*INPUT DATA*.
===============
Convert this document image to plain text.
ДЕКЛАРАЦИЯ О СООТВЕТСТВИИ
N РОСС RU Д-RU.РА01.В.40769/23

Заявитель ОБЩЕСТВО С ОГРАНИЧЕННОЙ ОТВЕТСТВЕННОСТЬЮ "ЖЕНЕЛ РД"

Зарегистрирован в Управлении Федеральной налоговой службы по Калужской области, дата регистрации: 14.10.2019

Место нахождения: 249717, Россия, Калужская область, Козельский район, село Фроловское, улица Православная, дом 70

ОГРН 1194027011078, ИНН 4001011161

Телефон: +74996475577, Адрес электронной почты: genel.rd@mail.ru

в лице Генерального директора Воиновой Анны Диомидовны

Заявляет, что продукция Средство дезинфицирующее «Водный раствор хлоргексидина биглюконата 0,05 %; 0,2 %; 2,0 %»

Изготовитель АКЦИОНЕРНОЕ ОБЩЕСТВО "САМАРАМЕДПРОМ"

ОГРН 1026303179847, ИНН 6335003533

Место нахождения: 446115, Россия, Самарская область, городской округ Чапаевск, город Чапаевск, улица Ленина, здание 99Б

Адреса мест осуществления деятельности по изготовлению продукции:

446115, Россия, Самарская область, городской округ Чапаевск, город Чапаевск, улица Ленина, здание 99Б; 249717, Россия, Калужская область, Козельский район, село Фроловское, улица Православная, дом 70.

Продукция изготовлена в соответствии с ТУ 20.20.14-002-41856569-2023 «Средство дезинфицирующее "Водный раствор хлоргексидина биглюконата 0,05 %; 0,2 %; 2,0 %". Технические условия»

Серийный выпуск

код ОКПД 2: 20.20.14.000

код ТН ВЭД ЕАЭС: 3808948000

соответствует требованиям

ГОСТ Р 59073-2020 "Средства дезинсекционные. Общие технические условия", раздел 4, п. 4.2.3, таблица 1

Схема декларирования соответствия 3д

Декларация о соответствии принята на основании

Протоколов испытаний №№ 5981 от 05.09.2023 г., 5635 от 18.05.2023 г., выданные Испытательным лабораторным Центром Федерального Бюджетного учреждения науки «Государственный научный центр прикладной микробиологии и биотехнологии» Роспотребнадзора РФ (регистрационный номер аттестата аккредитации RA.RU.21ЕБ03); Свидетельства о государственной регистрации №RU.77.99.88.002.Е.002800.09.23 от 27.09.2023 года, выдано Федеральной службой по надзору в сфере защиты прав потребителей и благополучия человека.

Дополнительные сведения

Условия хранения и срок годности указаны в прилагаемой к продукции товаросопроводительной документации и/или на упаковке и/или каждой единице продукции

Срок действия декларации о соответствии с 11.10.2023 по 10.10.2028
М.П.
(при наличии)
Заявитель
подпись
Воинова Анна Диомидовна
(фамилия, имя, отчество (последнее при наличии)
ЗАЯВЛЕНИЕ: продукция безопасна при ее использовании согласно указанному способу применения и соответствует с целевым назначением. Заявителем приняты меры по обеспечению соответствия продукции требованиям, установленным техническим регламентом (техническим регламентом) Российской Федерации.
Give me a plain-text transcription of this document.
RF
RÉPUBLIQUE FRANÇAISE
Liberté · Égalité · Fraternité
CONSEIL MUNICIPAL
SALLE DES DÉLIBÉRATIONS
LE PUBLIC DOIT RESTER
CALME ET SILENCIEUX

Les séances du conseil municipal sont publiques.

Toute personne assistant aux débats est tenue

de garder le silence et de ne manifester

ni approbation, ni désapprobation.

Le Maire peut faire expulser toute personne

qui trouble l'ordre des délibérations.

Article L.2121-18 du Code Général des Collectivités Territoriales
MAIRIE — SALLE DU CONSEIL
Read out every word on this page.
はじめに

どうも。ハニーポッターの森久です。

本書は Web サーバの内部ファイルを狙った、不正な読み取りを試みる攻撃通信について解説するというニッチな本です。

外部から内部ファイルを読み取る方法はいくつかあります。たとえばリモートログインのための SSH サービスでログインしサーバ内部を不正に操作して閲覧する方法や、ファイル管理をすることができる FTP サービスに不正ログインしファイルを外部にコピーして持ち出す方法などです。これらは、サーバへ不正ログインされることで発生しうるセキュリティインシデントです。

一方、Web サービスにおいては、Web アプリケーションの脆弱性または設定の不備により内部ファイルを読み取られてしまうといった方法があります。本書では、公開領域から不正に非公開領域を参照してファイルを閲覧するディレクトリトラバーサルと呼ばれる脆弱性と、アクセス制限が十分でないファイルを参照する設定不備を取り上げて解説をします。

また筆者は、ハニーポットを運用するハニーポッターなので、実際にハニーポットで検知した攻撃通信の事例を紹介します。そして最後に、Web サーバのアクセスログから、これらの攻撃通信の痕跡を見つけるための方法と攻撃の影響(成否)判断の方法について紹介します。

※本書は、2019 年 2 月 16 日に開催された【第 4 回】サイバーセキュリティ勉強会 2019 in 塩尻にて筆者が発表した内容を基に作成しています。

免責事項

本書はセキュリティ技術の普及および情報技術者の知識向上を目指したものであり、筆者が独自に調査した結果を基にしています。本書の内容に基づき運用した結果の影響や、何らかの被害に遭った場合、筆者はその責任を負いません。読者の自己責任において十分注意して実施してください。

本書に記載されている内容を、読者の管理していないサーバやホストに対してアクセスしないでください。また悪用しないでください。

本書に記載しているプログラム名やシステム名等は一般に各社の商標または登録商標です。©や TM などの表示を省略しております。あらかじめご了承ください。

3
===============
*THE REQUEST*. Pull out every line from the one with "Give me a plain-text" to the end of the listing, and output only those.

*SOLUTION FOR THIS TASK*.
Give me a plain-text transcription of this document.
RF
RÉPUBLIQUE FRANÇAISE
Liberté · Égalité · Fraternité
CONSEIL MUNICIPAL
SALLE DES DÉLIBÉRATIONS
LE PUBLIC DOIT RESTER
CALME ET SILENCIEUX

Les séances du conseil municipal sont publiques.

Toute personne assistant aux débats est tenue

de garder le silence et de ne manifester

ni approbation, ni désapprobation.

Le Maire peut faire expulser toute personne

qui trouble l'ordre des délibérations.

Article L.2121-18 du Code Général des Collectivités Territoriales
MAIRIE — SALLE DU CONSEIL
Read out every word on this page.
はじめに

どうも。ハニーポッターの森久です。

本書は Web サーバの内部ファイルを狙った、不正な読み取りを試みる攻撃通信について解説するというニッチな本です。

外部から内部ファイルを読み取る方法はいくつかあります。たとえばリモートログインのための SSH サービスでログインしサーバ内部を不正に操作して閲覧する方法や、ファイル管理をすることができる FTP サービスに不正ログインしファイルを外部にコピーして持ち出す方法などです。これらは、サーバへ不正ログインされることで発生しうるセキュリティインシデントです。

一方、Web サービスにおいては、Web アプリケーションの脆弱性または設定の不備により内部ファイルを読み取られてしまうといった方法があります。本書では、公開領域から不正に非公開領域を参照してファイルを閲覧するディレクトリトラバーサルと呼ばれる脆弱性と、アクセス制限が十分でないファイルを参照する設定不備を取り上げて解説をします。

また筆者は、ハニーポットを運用するハニーポッターなので、実際にハニーポットで検知した攻撃通信の事例を紹介します。そして最後に、Web サーバのアクセスログから、これらの攻撃通信の痕跡を見つけるための方法と攻撃の影響(成否)判断の方法について紹介します。

※本書は、2019 年 2 月 16 日に開催された【第 4 回】サイバーセキュリティ勉強会 2019 in 塩尻にて筆者が発表した内容を基に作成しています。

免責事項

本書はセキュリティ技術の普及および情報技術者の知識向上を目指したものであり、筆者が独自に調査した結果を基にしています。本書の内容に基づき運用した結果の影響や、何らかの被害に遭った場合、筆者はその責任を負いません。読者の自己責任において十分注意して実施してください。

本書に記載されている内容を、読者の管理していないサーバやホストに対してアクセスしないでください。また悪用しないでください。

本書に記載しているプログラム名やシステム名等は一般に各社の商標または登録商標です。©や TM などの表示を省略しております。あらかじめご了承ください。

3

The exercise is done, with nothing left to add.